Challenge: Gather all lines in the entries that include the word "Diametro".

Supplied material:
────────────────

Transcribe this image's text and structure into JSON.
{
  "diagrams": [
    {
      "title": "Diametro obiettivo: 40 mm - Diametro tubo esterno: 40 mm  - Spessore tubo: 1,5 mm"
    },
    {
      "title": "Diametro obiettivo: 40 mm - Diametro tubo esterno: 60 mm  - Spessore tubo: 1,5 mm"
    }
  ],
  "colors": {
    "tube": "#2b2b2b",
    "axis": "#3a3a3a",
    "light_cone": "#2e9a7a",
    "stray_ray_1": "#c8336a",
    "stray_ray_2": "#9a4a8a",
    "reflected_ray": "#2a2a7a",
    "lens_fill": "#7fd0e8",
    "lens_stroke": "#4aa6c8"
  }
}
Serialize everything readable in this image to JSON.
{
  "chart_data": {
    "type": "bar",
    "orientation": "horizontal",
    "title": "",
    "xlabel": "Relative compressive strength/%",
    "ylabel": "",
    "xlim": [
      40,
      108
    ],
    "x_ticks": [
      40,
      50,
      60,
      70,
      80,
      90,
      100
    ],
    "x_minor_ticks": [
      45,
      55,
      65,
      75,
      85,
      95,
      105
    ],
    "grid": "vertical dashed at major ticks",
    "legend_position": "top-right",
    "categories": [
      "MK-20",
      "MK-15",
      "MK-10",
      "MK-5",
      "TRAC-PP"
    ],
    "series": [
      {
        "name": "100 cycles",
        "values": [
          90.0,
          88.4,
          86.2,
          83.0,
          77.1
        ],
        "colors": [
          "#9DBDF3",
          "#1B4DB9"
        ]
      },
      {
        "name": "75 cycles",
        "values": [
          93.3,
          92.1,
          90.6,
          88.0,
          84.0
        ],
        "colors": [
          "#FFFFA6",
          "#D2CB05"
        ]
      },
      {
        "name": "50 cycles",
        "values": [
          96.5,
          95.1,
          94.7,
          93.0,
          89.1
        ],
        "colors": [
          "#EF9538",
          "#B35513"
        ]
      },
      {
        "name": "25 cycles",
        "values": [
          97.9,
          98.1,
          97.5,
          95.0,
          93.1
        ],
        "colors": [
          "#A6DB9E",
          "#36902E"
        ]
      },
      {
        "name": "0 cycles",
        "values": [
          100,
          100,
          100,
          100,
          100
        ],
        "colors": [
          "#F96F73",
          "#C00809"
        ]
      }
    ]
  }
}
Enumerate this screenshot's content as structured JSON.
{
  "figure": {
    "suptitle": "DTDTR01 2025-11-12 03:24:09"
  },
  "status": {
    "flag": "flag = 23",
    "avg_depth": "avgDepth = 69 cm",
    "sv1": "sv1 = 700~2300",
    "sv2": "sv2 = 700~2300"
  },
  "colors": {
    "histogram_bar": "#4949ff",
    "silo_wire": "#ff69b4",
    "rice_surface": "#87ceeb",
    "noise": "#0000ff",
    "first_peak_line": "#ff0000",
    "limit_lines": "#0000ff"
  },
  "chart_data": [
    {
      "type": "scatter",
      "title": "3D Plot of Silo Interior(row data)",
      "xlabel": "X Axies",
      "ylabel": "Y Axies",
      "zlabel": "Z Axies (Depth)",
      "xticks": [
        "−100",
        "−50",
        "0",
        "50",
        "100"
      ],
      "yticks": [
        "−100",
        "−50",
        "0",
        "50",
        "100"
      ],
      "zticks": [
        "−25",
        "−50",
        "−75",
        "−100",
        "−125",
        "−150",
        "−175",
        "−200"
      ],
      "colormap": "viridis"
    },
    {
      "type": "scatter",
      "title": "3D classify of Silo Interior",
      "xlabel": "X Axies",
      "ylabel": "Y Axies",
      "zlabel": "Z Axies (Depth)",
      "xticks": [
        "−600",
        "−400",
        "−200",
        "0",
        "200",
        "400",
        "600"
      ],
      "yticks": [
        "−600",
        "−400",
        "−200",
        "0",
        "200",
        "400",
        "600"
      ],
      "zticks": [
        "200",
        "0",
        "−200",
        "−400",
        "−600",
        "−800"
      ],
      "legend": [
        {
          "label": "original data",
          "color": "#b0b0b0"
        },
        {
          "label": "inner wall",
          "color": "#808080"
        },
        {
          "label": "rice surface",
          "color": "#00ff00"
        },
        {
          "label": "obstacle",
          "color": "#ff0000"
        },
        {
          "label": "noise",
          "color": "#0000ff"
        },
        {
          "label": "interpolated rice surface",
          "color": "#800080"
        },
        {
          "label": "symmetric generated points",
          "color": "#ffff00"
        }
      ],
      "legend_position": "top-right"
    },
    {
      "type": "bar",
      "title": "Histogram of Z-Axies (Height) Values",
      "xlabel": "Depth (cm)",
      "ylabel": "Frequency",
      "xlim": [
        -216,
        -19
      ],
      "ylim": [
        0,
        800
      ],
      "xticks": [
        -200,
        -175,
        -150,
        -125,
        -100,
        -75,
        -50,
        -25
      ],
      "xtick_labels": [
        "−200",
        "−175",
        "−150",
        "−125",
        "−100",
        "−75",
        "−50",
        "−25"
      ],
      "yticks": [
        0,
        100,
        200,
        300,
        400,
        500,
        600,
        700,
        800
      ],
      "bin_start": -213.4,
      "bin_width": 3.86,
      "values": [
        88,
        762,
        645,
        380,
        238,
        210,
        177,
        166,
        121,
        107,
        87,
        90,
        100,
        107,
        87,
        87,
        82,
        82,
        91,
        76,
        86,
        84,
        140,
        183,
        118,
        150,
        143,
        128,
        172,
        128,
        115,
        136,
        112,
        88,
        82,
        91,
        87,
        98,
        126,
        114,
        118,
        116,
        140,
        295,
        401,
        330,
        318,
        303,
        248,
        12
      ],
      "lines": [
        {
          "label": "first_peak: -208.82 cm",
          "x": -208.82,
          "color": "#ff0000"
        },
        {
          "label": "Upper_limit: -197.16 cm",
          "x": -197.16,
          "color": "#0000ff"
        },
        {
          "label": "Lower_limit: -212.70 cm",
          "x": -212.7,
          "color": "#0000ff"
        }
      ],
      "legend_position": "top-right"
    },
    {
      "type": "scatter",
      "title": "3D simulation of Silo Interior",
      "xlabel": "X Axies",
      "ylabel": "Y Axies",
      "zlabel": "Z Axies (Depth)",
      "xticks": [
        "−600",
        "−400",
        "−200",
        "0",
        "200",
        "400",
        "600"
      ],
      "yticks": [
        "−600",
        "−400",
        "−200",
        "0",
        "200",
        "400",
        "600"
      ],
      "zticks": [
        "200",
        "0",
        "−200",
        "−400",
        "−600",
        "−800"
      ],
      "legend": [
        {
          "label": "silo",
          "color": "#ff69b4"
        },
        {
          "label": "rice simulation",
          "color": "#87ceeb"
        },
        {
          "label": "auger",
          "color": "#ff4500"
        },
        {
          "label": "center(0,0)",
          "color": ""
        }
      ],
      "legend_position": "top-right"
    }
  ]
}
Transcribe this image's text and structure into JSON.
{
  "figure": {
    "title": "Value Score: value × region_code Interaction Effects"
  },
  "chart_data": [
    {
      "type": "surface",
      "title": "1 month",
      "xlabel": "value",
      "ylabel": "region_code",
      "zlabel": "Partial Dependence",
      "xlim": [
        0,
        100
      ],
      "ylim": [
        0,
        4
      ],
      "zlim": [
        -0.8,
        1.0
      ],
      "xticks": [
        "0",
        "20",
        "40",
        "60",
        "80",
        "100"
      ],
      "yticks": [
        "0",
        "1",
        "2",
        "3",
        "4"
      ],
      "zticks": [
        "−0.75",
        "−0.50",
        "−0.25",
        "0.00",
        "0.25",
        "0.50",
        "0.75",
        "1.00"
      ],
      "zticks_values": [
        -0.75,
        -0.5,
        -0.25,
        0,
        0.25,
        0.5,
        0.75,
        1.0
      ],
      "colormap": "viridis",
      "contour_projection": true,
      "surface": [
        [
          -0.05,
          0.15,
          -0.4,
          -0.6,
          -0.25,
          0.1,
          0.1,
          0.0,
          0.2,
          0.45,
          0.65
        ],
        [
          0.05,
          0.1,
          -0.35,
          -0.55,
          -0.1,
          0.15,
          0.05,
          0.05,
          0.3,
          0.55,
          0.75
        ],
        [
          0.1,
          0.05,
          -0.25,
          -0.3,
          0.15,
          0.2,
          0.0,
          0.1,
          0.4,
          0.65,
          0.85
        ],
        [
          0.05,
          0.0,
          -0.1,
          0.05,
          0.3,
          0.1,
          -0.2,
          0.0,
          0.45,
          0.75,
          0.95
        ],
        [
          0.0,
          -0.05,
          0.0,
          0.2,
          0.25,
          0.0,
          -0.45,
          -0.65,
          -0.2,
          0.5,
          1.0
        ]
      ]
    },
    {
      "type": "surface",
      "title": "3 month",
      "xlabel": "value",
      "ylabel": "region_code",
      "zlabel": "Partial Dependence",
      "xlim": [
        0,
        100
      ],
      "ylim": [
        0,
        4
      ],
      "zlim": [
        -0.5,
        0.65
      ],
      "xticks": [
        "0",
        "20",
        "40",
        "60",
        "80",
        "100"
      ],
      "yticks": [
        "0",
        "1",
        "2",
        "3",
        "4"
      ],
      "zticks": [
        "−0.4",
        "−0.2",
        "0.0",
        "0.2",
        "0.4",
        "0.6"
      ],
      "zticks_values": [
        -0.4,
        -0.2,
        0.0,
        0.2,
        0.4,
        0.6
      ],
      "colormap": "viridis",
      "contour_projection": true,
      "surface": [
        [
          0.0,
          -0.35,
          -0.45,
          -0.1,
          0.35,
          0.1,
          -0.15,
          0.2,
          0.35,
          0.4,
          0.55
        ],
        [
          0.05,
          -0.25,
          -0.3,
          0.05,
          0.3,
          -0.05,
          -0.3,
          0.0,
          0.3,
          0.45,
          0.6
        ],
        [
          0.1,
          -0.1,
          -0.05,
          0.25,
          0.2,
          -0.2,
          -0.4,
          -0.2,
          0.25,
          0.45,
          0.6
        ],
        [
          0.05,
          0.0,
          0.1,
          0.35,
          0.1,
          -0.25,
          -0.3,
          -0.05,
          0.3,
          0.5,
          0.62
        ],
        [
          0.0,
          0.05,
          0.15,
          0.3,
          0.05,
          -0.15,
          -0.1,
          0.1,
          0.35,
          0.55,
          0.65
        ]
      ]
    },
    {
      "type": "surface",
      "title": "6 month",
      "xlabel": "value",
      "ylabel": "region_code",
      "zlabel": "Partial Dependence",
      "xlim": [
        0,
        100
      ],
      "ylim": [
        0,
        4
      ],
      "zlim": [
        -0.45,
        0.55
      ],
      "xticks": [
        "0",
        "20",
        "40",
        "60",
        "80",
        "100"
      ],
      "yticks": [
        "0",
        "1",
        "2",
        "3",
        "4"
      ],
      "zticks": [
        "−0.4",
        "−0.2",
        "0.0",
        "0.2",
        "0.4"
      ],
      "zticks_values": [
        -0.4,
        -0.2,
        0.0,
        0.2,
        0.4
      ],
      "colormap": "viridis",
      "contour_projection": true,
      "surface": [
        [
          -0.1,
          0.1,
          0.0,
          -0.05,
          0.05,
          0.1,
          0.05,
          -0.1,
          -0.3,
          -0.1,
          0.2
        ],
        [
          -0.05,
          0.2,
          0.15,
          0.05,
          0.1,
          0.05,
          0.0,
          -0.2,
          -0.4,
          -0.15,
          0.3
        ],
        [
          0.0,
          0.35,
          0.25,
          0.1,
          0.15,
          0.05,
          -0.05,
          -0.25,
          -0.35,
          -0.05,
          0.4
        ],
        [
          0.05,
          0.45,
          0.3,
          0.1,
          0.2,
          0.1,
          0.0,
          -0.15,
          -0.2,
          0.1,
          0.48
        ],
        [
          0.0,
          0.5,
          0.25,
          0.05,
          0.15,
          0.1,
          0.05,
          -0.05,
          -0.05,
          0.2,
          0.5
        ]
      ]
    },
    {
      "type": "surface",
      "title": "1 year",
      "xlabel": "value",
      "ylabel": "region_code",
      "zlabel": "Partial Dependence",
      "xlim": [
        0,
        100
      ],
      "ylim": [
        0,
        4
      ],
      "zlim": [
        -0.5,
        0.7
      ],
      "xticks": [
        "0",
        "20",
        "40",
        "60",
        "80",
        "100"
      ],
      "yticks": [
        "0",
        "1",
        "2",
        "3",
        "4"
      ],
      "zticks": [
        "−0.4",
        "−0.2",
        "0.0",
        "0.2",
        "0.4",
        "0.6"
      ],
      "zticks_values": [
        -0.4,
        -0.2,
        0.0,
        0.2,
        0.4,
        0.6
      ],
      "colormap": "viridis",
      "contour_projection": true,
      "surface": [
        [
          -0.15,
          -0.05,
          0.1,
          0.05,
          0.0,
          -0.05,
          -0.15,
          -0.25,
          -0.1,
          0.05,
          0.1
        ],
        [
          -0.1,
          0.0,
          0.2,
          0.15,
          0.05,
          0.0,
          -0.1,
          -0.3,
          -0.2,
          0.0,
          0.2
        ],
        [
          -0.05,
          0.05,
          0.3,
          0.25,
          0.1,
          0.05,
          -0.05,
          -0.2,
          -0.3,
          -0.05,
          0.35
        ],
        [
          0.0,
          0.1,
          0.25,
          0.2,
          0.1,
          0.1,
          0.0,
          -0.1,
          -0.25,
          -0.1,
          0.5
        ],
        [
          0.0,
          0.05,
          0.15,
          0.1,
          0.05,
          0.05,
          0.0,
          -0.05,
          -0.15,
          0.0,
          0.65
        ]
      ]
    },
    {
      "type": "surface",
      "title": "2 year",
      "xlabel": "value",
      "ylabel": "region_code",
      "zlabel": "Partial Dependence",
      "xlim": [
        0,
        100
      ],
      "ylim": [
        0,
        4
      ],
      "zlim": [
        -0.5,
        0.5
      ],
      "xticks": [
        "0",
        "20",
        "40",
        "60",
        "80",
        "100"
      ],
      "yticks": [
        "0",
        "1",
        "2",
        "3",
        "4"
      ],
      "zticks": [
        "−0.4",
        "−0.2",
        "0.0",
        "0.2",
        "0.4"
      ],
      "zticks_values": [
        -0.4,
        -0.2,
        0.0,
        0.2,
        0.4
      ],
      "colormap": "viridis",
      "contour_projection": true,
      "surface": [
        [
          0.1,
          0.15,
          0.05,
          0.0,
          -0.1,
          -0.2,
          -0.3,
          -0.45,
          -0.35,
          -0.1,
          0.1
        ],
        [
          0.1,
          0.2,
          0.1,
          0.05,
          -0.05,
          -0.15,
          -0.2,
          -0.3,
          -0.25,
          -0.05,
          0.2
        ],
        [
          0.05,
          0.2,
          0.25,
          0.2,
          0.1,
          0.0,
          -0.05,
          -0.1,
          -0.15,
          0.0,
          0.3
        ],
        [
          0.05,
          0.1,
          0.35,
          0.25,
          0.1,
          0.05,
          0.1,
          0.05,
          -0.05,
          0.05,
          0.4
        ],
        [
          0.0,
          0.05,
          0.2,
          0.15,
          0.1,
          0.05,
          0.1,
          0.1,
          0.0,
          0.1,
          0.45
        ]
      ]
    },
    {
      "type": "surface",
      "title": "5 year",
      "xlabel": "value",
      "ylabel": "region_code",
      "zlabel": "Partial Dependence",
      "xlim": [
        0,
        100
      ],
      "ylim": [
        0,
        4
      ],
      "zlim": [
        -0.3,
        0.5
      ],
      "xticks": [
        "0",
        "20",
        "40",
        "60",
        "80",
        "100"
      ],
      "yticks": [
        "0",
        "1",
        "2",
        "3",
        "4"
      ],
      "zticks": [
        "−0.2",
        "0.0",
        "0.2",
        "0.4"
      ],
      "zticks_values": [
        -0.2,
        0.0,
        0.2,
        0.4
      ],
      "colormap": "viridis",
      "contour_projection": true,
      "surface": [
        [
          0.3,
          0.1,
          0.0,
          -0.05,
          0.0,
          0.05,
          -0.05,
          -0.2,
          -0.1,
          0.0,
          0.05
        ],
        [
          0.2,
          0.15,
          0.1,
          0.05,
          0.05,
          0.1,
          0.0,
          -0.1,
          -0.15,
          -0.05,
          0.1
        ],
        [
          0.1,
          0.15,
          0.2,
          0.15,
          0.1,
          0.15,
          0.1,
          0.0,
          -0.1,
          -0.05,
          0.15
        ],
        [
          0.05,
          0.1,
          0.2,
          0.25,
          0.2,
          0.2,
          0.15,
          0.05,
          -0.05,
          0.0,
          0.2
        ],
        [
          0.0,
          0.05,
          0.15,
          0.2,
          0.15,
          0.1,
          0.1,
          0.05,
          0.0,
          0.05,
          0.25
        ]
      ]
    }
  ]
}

────────────────

Response to the task:
      "title": "Diametro obiettivo: 40 mm - Diametro tubo esterno: 40 mm  - Spessore tubo: 1,5 mm"
      "title": "Diametro obiettivo: 40 mm - Diametro tubo esterno: 60 mm  - Spessore tubo: 1,5 mm"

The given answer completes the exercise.